Since no nearby geodesy is available to constrain the absolute amplitude of post-seismic slip at these locations, the displacement datum in Figure 4 is arbitrary.  Extrapolating the data back to the time of the mainshock suggests that recording at each site may have started at the end of an earlier creep event of similar magnitude and duration to the ones that followed.  If this indeed occurred the cumulative afterslip to 21 October is 9-10 mm at each location.  However, a coseismic step in the signal may have occurred at each site, either due to static-strain or to inertial shaking effects. During installation of coWT its transducer (abandoned in 1993) was found to retain signs that it had been pulled apart from its attachment to its invar rod relatively recently.  The fresh rust-free surface had parted 23.47 mm from its retaining clamp, presumably during the mainshock, but it is not certain how long this fresh surface could have been exposed underground without rusting.

 

 

 

The coWT creep-meter has two rods, one extending east and the other west from a central recording system.  Between 2 Oct and 10 Oct a single transducer recorded their combined signal, but after 10 October the west component was recorded separately to learn something of the spatial distribution of surface shear. In the ten days of data available for present analysis we conclude that the western arm does not cross any part of the active fault.  The west component, however, does respond to soil moisture changes (rain 18-19 Oct) in the opposite sense to the fault-crossing east creep-meter.

 

Figure 5 Five-minute samples from creep-meter coWR from before the mainshock to six hours following the mainshock. The axes are axial-displacement (not dextral fault slip), and linear strain at azimuth N94°W. Labeled features identified on the record are (a) data point 3 minutes before mainshock, (b) coseismic extension of 2.28 mm , (c) data point two minutes after mainshock, (d) first two post-seismic data points may correspond to instrument overshoot or backlash, (e) a linear ramp at 60 µm/s for ≈40 minutes followed by (f) a transitional acceleration to (g), an exponentially decaying afterslip process.  The exponents in the first hour of this decay process change significantly suggesting that although the transitional acceleration (f) appears to be only 15 minutes, it may have a duration of up to an hour. Data between 2-6 hours following the mainshock fit an exponential decay curve to within 0.1 mm permitting the curve to be extrapolated back to the time of the mainshock (h). At the time of arrival of s-waves from the hypocenter the extrapolated displacement applied to the creep-meter corresponds to –47 mm.

 

Coseismic fault strain above the Parkfield rupture

 

Creep-meters frequently record a process known as triggered slip whereby a surface fault slips during the passage of strong seismic waves from a remote earthquake (e.g. Schultz et al., 1990,  Bodin et al., 1994). The data discussed here differ from these observations in that they represent a coseismic step in the plane of the mainshock-rupture, and close to the hypocenter. Slip on the surface fault has developed unevenly in time and space in the days following the mainshock (Langbein et al. 2004), and the Work Ranch site is near the southern end of the region of maximum surface slip.  The following discussion concerns postseismic strain changes whose details are thus probably specific to the Work Ranch site.

● **REQUIREMENT 1**
Print the stretch of the Parkfield creep-meter passage from "Coseismic fault strain" through "Work Ranch site.".
● **REQUIREMENT 2**
Which published works does the Parkfield creep-meter passage cite? List every one.
● **REQUIREMENT 3**
In the Parkfield creep-meter passage, how far had the fresh rust-free surface of the coWT transducer parted from its retaining clamp?

● **GIVEN DATA**
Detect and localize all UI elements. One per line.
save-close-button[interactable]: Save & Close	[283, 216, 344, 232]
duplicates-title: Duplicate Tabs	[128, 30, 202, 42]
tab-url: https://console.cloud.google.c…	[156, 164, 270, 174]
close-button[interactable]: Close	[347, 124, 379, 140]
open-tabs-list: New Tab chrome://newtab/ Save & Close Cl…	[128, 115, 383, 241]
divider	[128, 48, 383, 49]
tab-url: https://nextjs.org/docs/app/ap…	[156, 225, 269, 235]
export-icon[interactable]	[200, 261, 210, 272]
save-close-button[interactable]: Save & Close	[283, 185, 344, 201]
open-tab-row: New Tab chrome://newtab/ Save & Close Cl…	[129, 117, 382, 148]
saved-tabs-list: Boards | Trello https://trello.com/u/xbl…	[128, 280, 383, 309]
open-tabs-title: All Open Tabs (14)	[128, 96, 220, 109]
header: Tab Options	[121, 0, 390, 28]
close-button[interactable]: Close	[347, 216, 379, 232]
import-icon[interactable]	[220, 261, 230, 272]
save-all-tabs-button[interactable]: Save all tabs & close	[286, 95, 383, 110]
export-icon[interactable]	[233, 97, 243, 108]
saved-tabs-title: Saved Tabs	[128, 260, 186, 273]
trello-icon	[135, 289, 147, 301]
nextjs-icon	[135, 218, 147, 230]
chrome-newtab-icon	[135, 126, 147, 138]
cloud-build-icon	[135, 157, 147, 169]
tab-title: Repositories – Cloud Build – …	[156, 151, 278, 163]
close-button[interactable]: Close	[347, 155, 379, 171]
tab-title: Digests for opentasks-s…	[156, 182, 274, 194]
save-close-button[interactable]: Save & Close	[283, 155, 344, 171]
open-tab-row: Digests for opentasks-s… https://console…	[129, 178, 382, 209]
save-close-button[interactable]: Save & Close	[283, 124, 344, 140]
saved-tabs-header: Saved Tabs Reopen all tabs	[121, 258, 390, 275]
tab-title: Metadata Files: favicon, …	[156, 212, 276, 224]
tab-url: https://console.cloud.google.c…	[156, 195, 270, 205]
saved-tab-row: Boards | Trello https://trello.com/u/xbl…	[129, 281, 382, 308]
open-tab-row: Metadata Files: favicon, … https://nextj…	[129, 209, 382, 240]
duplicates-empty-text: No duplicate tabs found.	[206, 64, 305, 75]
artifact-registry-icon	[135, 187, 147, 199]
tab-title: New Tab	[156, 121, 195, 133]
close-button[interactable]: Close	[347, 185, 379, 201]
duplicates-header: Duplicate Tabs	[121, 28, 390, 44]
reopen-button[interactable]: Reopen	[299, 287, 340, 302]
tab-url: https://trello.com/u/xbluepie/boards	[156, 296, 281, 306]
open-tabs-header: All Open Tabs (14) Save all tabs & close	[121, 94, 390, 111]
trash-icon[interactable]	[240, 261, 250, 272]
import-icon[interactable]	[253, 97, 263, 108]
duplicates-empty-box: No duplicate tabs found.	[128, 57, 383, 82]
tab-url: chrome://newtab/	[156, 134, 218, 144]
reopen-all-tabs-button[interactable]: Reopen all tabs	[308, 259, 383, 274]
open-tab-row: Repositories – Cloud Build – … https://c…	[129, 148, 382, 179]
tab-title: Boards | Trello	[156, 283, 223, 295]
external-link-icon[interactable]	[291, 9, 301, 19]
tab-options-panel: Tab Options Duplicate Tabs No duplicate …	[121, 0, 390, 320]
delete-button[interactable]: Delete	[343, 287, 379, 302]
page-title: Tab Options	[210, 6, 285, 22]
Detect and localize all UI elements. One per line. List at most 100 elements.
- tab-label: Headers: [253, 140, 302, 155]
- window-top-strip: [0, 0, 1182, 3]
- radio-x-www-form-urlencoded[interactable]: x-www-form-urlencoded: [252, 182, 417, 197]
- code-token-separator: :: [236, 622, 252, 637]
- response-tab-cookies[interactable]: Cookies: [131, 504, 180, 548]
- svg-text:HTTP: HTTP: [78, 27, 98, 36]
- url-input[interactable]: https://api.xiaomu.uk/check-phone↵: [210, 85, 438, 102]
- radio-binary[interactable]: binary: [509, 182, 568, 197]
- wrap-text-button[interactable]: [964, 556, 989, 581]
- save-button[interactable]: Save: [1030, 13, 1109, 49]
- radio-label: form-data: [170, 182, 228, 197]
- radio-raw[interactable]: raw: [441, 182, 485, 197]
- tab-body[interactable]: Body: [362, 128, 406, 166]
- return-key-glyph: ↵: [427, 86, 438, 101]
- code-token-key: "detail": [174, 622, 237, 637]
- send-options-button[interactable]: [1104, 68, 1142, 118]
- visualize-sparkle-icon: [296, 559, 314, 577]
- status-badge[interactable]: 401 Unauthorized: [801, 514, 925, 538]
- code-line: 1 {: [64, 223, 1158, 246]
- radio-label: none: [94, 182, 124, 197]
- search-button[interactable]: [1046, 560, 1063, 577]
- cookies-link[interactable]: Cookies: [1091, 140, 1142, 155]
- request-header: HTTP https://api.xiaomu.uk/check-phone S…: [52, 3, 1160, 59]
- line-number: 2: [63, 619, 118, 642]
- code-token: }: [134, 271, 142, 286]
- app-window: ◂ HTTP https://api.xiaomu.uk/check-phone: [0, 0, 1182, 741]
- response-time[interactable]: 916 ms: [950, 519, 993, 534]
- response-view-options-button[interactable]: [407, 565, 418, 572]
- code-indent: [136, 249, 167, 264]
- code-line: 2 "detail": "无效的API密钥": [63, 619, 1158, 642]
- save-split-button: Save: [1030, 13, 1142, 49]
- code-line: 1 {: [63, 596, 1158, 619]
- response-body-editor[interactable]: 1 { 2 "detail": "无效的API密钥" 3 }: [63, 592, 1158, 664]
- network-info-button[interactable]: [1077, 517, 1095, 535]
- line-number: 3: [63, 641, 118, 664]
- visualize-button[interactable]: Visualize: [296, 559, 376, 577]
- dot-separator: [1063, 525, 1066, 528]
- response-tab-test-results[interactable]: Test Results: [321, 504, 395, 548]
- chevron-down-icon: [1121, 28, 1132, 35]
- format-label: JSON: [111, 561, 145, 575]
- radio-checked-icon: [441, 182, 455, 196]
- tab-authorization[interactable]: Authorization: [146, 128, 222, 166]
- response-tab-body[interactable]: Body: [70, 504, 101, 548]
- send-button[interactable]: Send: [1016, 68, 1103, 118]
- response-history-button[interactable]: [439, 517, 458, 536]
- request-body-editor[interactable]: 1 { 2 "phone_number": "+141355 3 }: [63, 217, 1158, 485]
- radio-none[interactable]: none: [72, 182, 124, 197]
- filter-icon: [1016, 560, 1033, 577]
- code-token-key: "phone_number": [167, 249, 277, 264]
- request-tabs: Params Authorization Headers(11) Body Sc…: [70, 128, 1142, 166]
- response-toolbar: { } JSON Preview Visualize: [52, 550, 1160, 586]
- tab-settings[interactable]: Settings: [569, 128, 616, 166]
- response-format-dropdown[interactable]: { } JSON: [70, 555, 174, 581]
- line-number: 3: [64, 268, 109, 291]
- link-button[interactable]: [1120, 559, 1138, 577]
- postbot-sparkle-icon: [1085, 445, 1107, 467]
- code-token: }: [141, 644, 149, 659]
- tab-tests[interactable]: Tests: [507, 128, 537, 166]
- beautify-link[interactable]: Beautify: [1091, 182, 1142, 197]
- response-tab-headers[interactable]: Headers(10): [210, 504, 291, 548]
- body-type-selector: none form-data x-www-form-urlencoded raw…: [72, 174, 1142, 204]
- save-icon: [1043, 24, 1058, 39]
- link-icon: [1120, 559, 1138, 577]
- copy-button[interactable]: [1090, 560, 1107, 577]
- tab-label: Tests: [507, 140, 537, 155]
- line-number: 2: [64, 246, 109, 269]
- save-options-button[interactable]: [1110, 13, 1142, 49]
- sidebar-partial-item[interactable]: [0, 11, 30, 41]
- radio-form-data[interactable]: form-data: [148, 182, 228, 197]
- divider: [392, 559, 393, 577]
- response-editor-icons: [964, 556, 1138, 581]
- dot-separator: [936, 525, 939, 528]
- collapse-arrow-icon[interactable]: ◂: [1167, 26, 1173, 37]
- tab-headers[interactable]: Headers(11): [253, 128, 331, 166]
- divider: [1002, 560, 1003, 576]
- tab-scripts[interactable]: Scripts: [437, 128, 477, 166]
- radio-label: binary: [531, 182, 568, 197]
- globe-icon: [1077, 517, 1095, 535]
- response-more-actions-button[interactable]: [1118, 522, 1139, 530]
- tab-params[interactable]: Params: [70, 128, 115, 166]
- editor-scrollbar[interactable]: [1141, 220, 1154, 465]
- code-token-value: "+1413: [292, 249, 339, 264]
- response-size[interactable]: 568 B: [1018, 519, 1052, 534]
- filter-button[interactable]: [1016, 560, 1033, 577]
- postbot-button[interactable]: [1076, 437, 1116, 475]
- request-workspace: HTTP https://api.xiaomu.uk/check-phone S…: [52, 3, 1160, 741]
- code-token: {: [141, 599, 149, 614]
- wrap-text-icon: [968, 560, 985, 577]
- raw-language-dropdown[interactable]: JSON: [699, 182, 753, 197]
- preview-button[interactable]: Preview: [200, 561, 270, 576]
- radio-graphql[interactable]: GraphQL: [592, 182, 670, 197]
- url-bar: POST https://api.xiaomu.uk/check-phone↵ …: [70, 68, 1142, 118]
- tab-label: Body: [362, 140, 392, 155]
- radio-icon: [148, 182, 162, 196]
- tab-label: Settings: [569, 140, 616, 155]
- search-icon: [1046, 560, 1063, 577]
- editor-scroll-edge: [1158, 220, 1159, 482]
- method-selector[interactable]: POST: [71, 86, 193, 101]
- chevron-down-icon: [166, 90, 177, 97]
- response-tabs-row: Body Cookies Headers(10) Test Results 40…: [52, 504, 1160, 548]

● **RESPONSE 1**
Coseismic fault strain above the Parkfield rupture

 

Creep-meters frequently record a process known as triggered slip whereby a surface fault slips during the passage of strong seismic waves from a remote earthquake (e.g. Schultz et al., 1990,  Bodin et al., 1994). The data discussed here differ from these observations in that they represent a coseismic step in the plane of the mainshock-rupture, and close to the hypocenter. Slip on the surface fault has developed unevenly in time and space in the days following the mainshock (Langbein et al. 2004), and the Work Ranch site is near the southern end of the region of maximum surface slip.  The following discussion concerns postseismic strain changes whose details are thus probably specific to the Work Ranch site.

● **RESPONSE 2**
Schultz et al., 1990
Bodin et al., 1994
Langbein et al. 2004

● **RESPONSE 3**
23.47 mm